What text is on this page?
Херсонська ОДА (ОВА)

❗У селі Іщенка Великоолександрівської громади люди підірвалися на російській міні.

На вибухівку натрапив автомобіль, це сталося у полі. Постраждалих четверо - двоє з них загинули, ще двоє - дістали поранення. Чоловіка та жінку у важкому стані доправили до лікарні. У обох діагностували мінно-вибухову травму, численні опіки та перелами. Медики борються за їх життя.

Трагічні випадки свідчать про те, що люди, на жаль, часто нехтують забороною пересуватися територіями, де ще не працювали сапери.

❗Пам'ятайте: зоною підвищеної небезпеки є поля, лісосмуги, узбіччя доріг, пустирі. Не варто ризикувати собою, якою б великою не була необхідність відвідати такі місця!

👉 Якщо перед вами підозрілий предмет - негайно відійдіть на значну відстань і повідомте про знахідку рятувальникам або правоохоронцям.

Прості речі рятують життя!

──────

> _The task_
For each line above that contains the word "життя", copy that line.

> _Result below_
На вибухівку натрапив автомобіль, це сталося у полі. Постраждалих четверо - двоє з них загинули, ще двоє - дістали поранення. Чоловіка та жінку у важкому стані доправили до лікарні. У обох діагностували мінно-вибухову травму, численні опіки та перелами. Медики борються за їх життя.
Прості речі рятують життя!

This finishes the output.